Recorded information:
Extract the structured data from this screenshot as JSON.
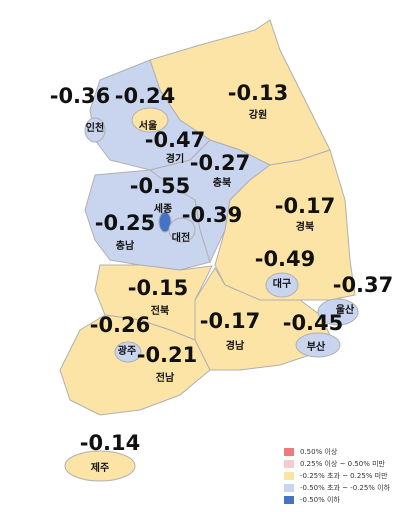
{
  "regions": [
    {
      "name": "인천",
      "value": -0.36,
      "color": "#c9d5ef"
    },
    {
      "name": "서울",
      "value": -0.24,
      "color": "#fbe4a6"
    },
    {
      "name": "경기",
      "value": -0.47,
      "color": "#c9d5ef"
    },
    {
      "name": "강원",
      "value": -0.13,
      "color": "#fbe4a6"
    },
    {
      "name": "충북",
      "value": -0.27,
      "color": "#c9d5ef"
    },
    {
      "name": "세종",
      "value": -0.55,
      "color": "#4472c4"
    },
    {
      "name": "대전",
      "value": -0.39,
      "color": "#c9d5ef"
    },
    {
      "name": "충남",
      "value": -0.25,
      "color": "#c9d5ef"
    },
    {
      "name": "경북",
      "value": -0.17,
      "color": "#fbe4a6"
    },
    {
      "name": "대구",
      "value": -0.49,
      "color": "#c9d5ef"
    },
    {
      "name": "울산",
      "value": -0.37,
      "color": "#c9d5ef"
    },
    {
      "name": "부산",
      "value": -0.45,
      "color": "#c9d5ef"
    },
    {
      "name": "경남",
      "value": -0.17,
      "color": "#fbe4a6"
    },
    {
      "name": "전북",
      "value": -0.15,
      "color": "#fbe4a6"
    },
    {
      "name": "광주",
      "value": -0.26,
      "color": "#c9d5ef"
    },
    {
      "name": "전남",
      "value": -0.21,
      "color": "#fbe4a6"
    },
    {
      "name": "제주",
      "value": -0.14,
      "color": "#fbe4a6"
    }
  ],
  "legend": [
    {
      "label": "0.50% 이상",
      "color": "#ee7b7b"
    },
    {
      "label": "0.25% 이상 ~ 0.50% 미만",
      "color": "#f8cccc"
    },
    {
      "label": "-0.25% 초과 ~ 0.25% 미만",
      "color": "#fbe4a6"
    },
    {
      "label": "-0.50% 초과 ~ -0.25% 이하",
      "color": "#c9d5ef"
    },
    {
      "label": "-0.50% 이하",
      "color": "#4472c4"
    }
  ]
}
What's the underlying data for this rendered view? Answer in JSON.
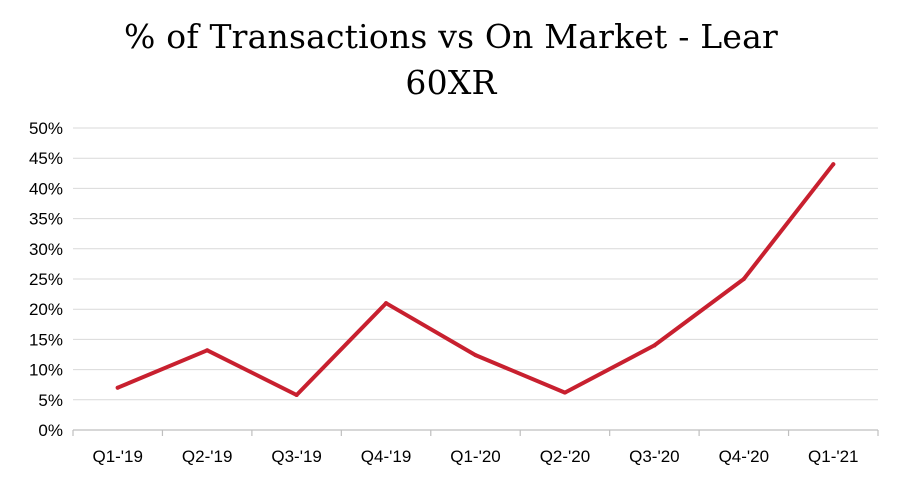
{
  "chart_data": {
    "type": "line",
    "title_line1": "% of Transactions vs On Market - Lear",
    "title_line2": "60XR",
    "categories": [
      "Q1-'19",
      "Q2-'19",
      "Q3-'19",
      "Q4-'19",
      "Q1-'20",
      "Q2-'20",
      "Q3-'20",
      "Q4-'20",
      "Q1-'21"
    ],
    "series": [
      {
        "values": [
          7.0,
          13.2,
          5.8,
          21.0,
          12.4,
          6.2,
          14.0,
          25.0,
          44.0
        ]
      }
    ],
    "ylim": [
      0,
      50
    ],
    "yticks": [
      0,
      5,
      10,
      15,
      20,
      25,
      30,
      35,
      40,
      45,
      50
    ],
    "ytick_labels": [
      "0%",
      "5%",
      "10%",
      "15%",
      "20%",
      "25%",
      "30%",
      "35%",
      "40%",
      "45%",
      "50%"
    ],
    "grid": true,
    "colors": {
      "line": "#c8202f",
      "grid": "#d9d9d9",
      "axis": "#bfbfbf"
    }
  }
}
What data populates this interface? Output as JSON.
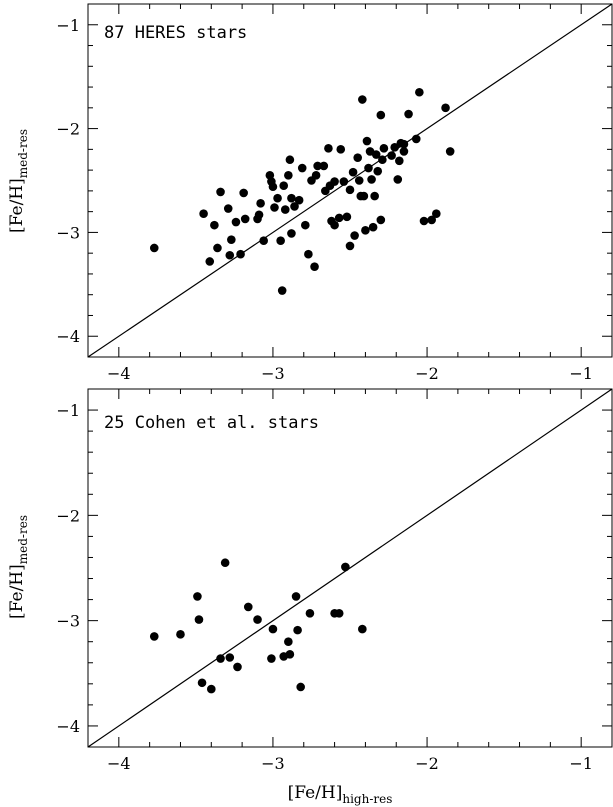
{
  "chart_data": [
    {
      "type": "scatter",
      "title": "87 HERES stars",
      "xlabel": "",
      "ylabel_main": "[Fe/H]",
      "ylabel_sub": "med-res",
      "xlim": [
        -4.2,
        -0.8
      ],
      "ylim": [
        -4.2,
        -0.8
      ],
      "x_ticks": [
        -4,
        -3,
        -2,
        -1
      ],
      "y_ticks": [
        -4,
        -3,
        -2,
        -1
      ],
      "x_tick_labels": [
        "−4",
        "−3",
        "−2",
        "−1"
      ],
      "y_tick_labels": [
        "−4",
        "−3",
        "−2",
        "−1"
      ],
      "reference_line": "one-to-one",
      "points": [
        {
          "x": -3.77,
          "y": -3.15
        },
        {
          "x": -3.45,
          "y": -2.82
        },
        {
          "x": -3.41,
          "y": -3.28
        },
        {
          "x": -3.38,
          "y": -2.93
        },
        {
          "x": -3.36,
          "y": -3.15
        },
        {
          "x": -3.34,
          "y": -2.61
        },
        {
          "x": -3.29,
          "y": -2.77
        },
        {
          "x": -3.28,
          "y": -3.22
        },
        {
          "x": -3.27,
          "y": -3.07
        },
        {
          "x": -3.24,
          "y": -2.9
        },
        {
          "x": -3.21,
          "y": -3.21
        },
        {
          "x": -3.19,
          "y": -2.62
        },
        {
          "x": -3.18,
          "y": -2.87
        },
        {
          "x": -3.1,
          "y": -2.87
        },
        {
          "x": -3.09,
          "y": -2.83
        },
        {
          "x": -3.08,
          "y": -2.72
        },
        {
          "x": -3.06,
          "y": -3.08
        },
        {
          "x": -3.02,
          "y": -2.45
        },
        {
          "x": -3.01,
          "y": -2.51
        },
        {
          "x": -3.0,
          "y": -2.56
        },
        {
          "x": -2.99,
          "y": -2.76
        },
        {
          "x": -2.97,
          "y": -2.67
        },
        {
          "x": -2.95,
          "y": -3.08
        },
        {
          "x": -2.94,
          "y": -3.56
        },
        {
          "x": -2.93,
          "y": -2.55
        },
        {
          "x": -2.92,
          "y": -2.78
        },
        {
          "x": -2.9,
          "y": -2.45
        },
        {
          "x": -2.89,
          "y": -2.3
        },
        {
          "x": -2.88,
          "y": -2.67
        },
        {
          "x": -2.88,
          "y": -3.01
        },
        {
          "x": -2.86,
          "y": -2.75
        },
        {
          "x": -2.83,
          "y": -2.69
        },
        {
          "x": -2.81,
          "y": -2.38
        },
        {
          "x": -2.79,
          "y": -2.93
        },
        {
          "x": -2.77,
          "y": -3.21
        },
        {
          "x": -2.75,
          "y": -2.5
        },
        {
          "x": -2.73,
          "y": -3.33
        },
        {
          "x": -2.72,
          "y": -2.45
        },
        {
          "x": -2.71,
          "y": -2.36
        },
        {
          "x": -2.67,
          "y": -2.36
        },
        {
          "x": -2.66,
          "y": -2.6
        },
        {
          "x": -2.64,
          "y": -2.19
        },
        {
          "x": -2.63,
          "y": -2.55
        },
        {
          "x": -2.62,
          "y": -2.89
        },
        {
          "x": -2.6,
          "y": -2.51
        },
        {
          "x": -2.6,
          "y": -2.93
        },
        {
          "x": -2.57,
          "y": -2.86
        },
        {
          "x": -2.56,
          "y": -2.2
        },
        {
          "x": -2.54,
          "y": -2.51
        },
        {
          "x": -2.52,
          "y": -2.85
        },
        {
          "x": -2.5,
          "y": -2.59
        },
        {
          "x": -2.5,
          "y": -3.13
        },
        {
          "x": -2.48,
          "y": -2.42
        },
        {
          "x": -2.47,
          "y": -3.03
        },
        {
          "x": -2.45,
          "y": -2.28
        },
        {
          "x": -2.44,
          "y": -2.5
        },
        {
          "x": -2.43,
          "y": -2.65
        },
        {
          "x": -2.42,
          "y": -1.72
        },
        {
          "x": -2.41,
          "y": -2.65
        },
        {
          "x": -2.4,
          "y": -2.98
        },
        {
          "x": -2.39,
          "y": -2.12
        },
        {
          "x": -2.38,
          "y": -2.38
        },
        {
          "x": -2.37,
          "y": -2.22
        },
        {
          "x": -2.36,
          "y": -2.49
        },
        {
          "x": -2.35,
          "y": -2.95
        },
        {
          "x": -2.34,
          "y": -2.65
        },
        {
          "x": -2.33,
          "y": -2.25
        },
        {
          "x": -2.32,
          "y": -2.41
        },
        {
          "x": -2.3,
          "y": -1.87
        },
        {
          "x": -2.3,
          "y": -2.88
        },
        {
          "x": -2.29,
          "y": -2.3
        },
        {
          "x": -2.28,
          "y": -2.19
        },
        {
          "x": -2.23,
          "y": -2.26
        },
        {
          "x": -2.21,
          "y": -2.18
        },
        {
          "x": -2.19,
          "y": -2.49
        },
        {
          "x": -2.18,
          "y": -2.31
        },
        {
          "x": -2.17,
          "y": -2.14
        },
        {
          "x": -2.15,
          "y": -2.22
        },
        {
          "x": -2.12,
          "y": -1.86
        },
        {
          "x": -2.07,
          "y": -2.1
        },
        {
          "x": -2.05,
          "y": -1.65
        },
        {
          "x": -2.02,
          "y": -2.89
        },
        {
          "x": -1.97,
          "y": -2.88
        },
        {
          "x": -1.94,
          "y": -2.82
        },
        {
          "x": -1.88,
          "y": -1.8
        },
        {
          "x": -1.85,
          "y": -2.22
        },
        {
          "x": -2.15,
          "y": -2.15
        }
      ]
    },
    {
      "type": "scatter",
      "title": "25 Cohen et al. stars",
      "xlabel_main": "[Fe/H]",
      "xlabel_sub": "high-res",
      "ylabel_main": "[Fe/H]",
      "ylabel_sub": "med-res",
      "xlim": [
        -4.2,
        -0.8
      ],
      "ylim": [
        -4.2,
        -0.8
      ],
      "x_ticks": [
        -4,
        -3,
        -2,
        -1
      ],
      "y_ticks": [
        -4,
        -3,
        -2,
        -1
      ],
      "x_tick_labels": [
        "−4",
        "−3",
        "−2",
        "−1"
      ],
      "y_tick_labels": [
        "−4",
        "−3",
        "−2",
        "−1"
      ],
      "reference_line": "one-to-one",
      "points": [
        {
          "x": -3.77,
          "y": -3.15
        },
        {
          "x": -3.6,
          "y": -3.13
        },
        {
          "x": -3.49,
          "y": -2.77
        },
        {
          "x": -3.48,
          "y": -2.99
        },
        {
          "x": -3.46,
          "y": -3.59
        },
        {
          "x": -3.4,
          "y": -3.65
        },
        {
          "x": -3.34,
          "y": -3.36
        },
        {
          "x": -3.31,
          "y": -2.45
        },
        {
          "x": -3.28,
          "y": -3.35
        },
        {
          "x": -3.23,
          "y": -3.44
        },
        {
          "x": -3.16,
          "y": -2.87
        },
        {
          "x": -3.1,
          "y": -2.99
        },
        {
          "x": -3.01,
          "y": -3.36
        },
        {
          "x": -3.0,
          "y": -3.08
        },
        {
          "x": -2.93,
          "y": -3.34
        },
        {
          "x": -2.9,
          "y": -3.2
        },
        {
          "x": -2.89,
          "y": -3.32
        },
        {
          "x": -2.85,
          "y": -2.77
        },
        {
          "x": -2.84,
          "y": -3.09
        },
        {
          "x": -2.82,
          "y": -3.63
        },
        {
          "x": -2.76,
          "y": -2.93
        },
        {
          "x": -2.6,
          "y": -2.93
        },
        {
          "x": -2.57,
          "y": -2.93
        },
        {
          "x": -2.53,
          "y": -2.49
        },
        {
          "x": -2.42,
          "y": -3.08
        }
      ]
    }
  ]
}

What you are asked to do: Find the lines above holding the word "stars" and show them.

Response to this task:
      "title": "87 HERES stars",
      "title": "25 Cohen et al. stars",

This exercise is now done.